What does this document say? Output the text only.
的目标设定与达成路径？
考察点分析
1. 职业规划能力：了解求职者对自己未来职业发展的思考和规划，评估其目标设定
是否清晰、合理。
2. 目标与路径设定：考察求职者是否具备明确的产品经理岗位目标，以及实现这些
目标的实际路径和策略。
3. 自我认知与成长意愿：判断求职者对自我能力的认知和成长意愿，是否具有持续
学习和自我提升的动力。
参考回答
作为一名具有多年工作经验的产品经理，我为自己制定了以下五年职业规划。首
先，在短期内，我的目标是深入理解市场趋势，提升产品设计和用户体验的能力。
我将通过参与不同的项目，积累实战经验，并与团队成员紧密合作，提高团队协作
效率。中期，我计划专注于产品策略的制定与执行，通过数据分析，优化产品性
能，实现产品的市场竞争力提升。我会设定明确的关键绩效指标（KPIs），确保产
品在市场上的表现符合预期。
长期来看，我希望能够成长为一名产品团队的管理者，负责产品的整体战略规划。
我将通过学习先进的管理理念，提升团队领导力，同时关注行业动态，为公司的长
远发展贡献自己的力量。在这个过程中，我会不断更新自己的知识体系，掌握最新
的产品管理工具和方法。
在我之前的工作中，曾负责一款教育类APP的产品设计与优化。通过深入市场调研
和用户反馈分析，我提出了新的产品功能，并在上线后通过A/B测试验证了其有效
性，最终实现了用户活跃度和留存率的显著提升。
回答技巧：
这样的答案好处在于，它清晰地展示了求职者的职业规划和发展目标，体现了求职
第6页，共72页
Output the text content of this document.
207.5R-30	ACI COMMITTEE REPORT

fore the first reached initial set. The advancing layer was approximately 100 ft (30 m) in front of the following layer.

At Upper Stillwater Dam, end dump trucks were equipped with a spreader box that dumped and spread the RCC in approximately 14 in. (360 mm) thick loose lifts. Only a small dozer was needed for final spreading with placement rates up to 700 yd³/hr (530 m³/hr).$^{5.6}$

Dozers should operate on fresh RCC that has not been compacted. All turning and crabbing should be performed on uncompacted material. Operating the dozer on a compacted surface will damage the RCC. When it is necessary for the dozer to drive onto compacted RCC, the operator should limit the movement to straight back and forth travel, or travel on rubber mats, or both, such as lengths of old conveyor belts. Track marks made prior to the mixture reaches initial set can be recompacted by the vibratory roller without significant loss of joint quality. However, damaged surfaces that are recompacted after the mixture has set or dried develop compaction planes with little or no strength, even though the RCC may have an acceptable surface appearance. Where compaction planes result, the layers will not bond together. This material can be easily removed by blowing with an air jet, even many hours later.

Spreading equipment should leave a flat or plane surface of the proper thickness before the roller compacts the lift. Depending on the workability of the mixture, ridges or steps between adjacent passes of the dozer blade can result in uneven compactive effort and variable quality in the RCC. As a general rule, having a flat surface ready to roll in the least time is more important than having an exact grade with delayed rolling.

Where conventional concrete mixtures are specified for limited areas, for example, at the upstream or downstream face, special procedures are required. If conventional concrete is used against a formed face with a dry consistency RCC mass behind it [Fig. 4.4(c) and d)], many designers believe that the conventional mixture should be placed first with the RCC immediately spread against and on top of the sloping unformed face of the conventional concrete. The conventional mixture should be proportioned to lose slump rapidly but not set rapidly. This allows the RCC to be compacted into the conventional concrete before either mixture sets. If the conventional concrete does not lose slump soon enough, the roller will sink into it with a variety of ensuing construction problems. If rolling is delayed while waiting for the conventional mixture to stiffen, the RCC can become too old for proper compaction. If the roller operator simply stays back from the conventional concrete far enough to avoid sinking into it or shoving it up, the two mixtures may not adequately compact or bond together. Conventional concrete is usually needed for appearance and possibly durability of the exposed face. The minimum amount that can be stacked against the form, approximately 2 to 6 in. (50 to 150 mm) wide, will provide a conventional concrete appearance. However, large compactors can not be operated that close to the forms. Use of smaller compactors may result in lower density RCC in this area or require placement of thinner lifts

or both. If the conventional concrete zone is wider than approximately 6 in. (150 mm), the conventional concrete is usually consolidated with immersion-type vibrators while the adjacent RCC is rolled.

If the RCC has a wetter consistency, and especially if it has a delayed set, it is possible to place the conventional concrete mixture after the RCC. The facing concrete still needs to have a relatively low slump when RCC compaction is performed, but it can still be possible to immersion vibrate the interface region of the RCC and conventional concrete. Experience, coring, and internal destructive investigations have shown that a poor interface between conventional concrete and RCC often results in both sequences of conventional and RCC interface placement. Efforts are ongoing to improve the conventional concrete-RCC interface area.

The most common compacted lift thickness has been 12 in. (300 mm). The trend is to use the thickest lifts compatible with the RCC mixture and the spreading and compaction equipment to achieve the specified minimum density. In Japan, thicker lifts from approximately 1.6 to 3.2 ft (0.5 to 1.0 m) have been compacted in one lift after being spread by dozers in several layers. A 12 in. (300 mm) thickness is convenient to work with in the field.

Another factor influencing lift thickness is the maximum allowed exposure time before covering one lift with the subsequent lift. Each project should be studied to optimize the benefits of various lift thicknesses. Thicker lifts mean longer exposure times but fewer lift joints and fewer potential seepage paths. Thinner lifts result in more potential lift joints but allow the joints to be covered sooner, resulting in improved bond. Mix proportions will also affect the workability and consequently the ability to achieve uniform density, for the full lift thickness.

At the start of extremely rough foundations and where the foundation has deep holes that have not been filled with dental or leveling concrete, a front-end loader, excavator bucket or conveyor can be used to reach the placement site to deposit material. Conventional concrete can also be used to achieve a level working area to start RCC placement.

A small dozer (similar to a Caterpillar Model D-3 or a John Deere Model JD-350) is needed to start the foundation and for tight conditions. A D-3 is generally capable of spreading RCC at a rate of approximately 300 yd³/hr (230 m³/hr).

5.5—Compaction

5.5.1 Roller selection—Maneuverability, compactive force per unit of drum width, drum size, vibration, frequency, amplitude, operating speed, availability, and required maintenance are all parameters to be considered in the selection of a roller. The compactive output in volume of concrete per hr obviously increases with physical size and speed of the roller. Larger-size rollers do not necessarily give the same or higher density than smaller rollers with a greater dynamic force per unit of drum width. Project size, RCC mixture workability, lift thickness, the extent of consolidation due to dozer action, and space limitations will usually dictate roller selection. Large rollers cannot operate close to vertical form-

------------------------------------------------------------

Go through the entries and repeat each one exactly.

## TASK OUTPUT
What does this document say? Output the text only.
的目标设定与达成路径？
考察点分析
1. 职业规划能力：了解求职者对自己未来职业发展的思考和规划，评估其目标设定
是否清晰、合理。
2. 目标与路径设定：考察求职者是否具备明确的产品经理岗位目标，以及实现这些
目标的实际路径和策略。
3. 自我认知与成长意愿：判断求职者对自我能力的认知和成长意愿，是否具有持续
学习和自我提升的动力。
参考回答
作为一名具有多年工作经验的产品经理，我为自己制定了以下五年职业规划。首
先，在短期内，我的目标是深入理解市场趋势，提升产品设计和用户体验的能力。
我将通过参与不同的项目，积累实战经验，并与团队成员紧密合作，提高团队协作
效率。中期，我计划专注于产品策略的制定与执行，通过数据分析，优化产品性
能，实现产品的市场竞争力提升。我会设定明确的关键绩效指标（KPIs），确保产
品在市场上的表现符合预期。
长期来看，我希望能够成长为一名产品团队的管理者，负责产品的整体战略规划。
我将通过学习先进的管理理念，提升团队领导力，同时关注行业动态，为公司的长
远发展贡献自己的力量。在这个过程中，我会不断更新自己的知识体系，掌握最新
的产品管理工具和方法。
在我之前的工作中，曾负责一款教育类APP的产品设计与优化。通过深入市场调研
和用户反馈分析，我提出了新的产品功能，并在上线后通过A/B测试验证了其有效
性，最终实现了用户活跃度和留存率的显著提升。
回答技巧：
这样的答案好处在于，它清晰地展示了求职者的职业规划和发展目标，体现了求职
第6页，共72页
Output the text content of this document.
207.5R-30	ACI COMMITTEE REPORT

fore the first reached initial set. The advancing layer was approximately 100 ft (30 m) in front of the following layer.

At Upper Stillwater Dam, end dump trucks were equipped with a spreader box that dumped and spread the RCC in approximately 14 in. (360 mm) thick loose lifts. Only a small dozer was needed for final spreading with placement rates up to 700 yd³/hr (530 m³/hr).$^{5.6}$

Dozers should operate on fresh RCC that has not been compacted. All turning and crabbing should be performed on uncompacted material. Operating the dozer on a compacted surface will damage the RCC. When it is necessary for the dozer to drive onto compacted RCC, the operator should limit the movement to straight back and forth travel, or travel on rubber mats, or both, such as lengths of old conveyor belts. Track marks made prior to the mixture reaches initial set can be recompacted by the vibratory roller without significant loss of joint quality. However, damaged surfaces that are recompacted after the mixture has set or dried develop compaction planes with little or no strength, even though the RCC may have an acceptable surface appearance. Where compaction planes result, the layers will not bond together. This material can be easily removed by blowing with an air jet, even many hours later.

Spreading equipment should leave a flat or plane surface of the proper thickness before the roller compacts the lift. Depending on the workability of the mixture, ridges or steps between adjacent passes of the dozer blade can result in uneven compactive effort and variable quality in the RCC. As a general rule, having a flat surface ready to roll in the least time is more important than having an exact grade with delayed rolling.

Where conventional concrete mixtures are specified for limited areas, for example, at the upstream or downstream face, special procedures are required. If conventional concrete is used against a formed face with a dry consistency RCC mass behind it [Fig. 4.4(c) and d)], many designers believe that the conventional mixture should be placed first with the RCC immediately spread against and on top of the sloping unformed face of the conventional concrete. The conventional mixture should be proportioned to lose slump rapidly but not set rapidly. This allows the RCC to be compacted into the conventional concrete before either mixture sets. If the conventional concrete does not lose slump soon enough, the roller will sink into it with a variety of ensuing construction problems. If rolling is delayed while waiting for the conventional mixture to stiffen, the RCC can become too old for proper compaction. If the roller operator simply stays back from the conventional concrete far enough to avoid sinking into it or shoving it up, the two mixtures may not adequately compact or bond together. Conventional concrete is usually needed for appearance and possibly durability of the exposed face. The minimum amount that can be stacked against the form, approximately 2 to 6 in. (50 to 150 mm) wide, will provide a conventional concrete appearance. However, large compactors can not be operated that close to the forms. Use of smaller compactors may result in lower density RCC in this area or require placement of thinner lifts

or both. If the conventional concrete zone is wider than approximately 6 in. (150 mm), the conventional concrete is usually consolidated with immersion-type vibrators while the adjacent RCC is rolled.

If the RCC has a wetter consistency, and especially if it has a delayed set, it is possible to place the conventional concrete mixture after the RCC. The facing concrete still needs to have a relatively low slump when RCC compaction is performed, but it can still be possible to immersion vibrate the interface region of the RCC and conventional concrete. Experience, coring, and internal destructive investigations have shown that a poor interface between conventional concrete and RCC often results in both sequences of conventional and RCC interface placement. Efforts are ongoing to improve the conventional concrete-RCC interface area.

The most common compacted lift thickness has been 12 in. (300 mm). The trend is to use the thickest lifts compatible with the RCC mixture and the spreading and compaction equipment to achieve the specified minimum density. In Japan, thicker lifts from approximately 1.6 to 3.2 ft (0.5 to 1.0 m) have been compacted in one lift after being spread by dozers in several layers. A 12 in. (300 mm) thickness is convenient to work with in the field.

Another factor influencing lift thickness is the maximum allowed exposure time before covering one lift with the subsequent lift. Each project should be studied to optimize the benefits of various lift thicknesses. Thicker lifts mean longer exposure times but fewer lift joints and fewer potential seepage paths. Thinner lifts result in more potential lift joints but allow the joints to be covered sooner, resulting in improved bond. Mix proportions will also affect the workability and consequently the ability to achieve uniform density, for the full lift thickness.

At the start of extremely rough foundations and where the foundation has deep holes that have not been filled with dental or leveling concrete, a front-end loader, excavator bucket or conveyor can be used to reach the placement site to deposit material. Conventional concrete can also be used to achieve a level working area to start RCC placement.

A small dozer (similar to a Caterpillar Model D-3 or a John Deere Model JD-350) is needed to start the foundation and for tight conditions. A D-3 is generally capable of spreading RCC at a rate of approximately 300 yd³/hr (230 m³/hr).

5.5—Compaction

5.5.1 Roller selection—Maneuverability, compactive force per unit of drum width, drum size, vibration, frequency, amplitude, operating speed, availability, and required maintenance are all parameters to be considered in the selection of a roller. The compactive output in volume of concrete per hr obviously increases with physical size and speed of the roller. Larger-size rollers do not necessarily give the same or higher density than smaller rollers with a greater dynamic force per unit of drum width. Project size, RCC mixture workability, lift thickness, the extent of consolidation due to dozer action, and space limitations will usually dictate roller selection. Large rollers cannot operate close to vertical form-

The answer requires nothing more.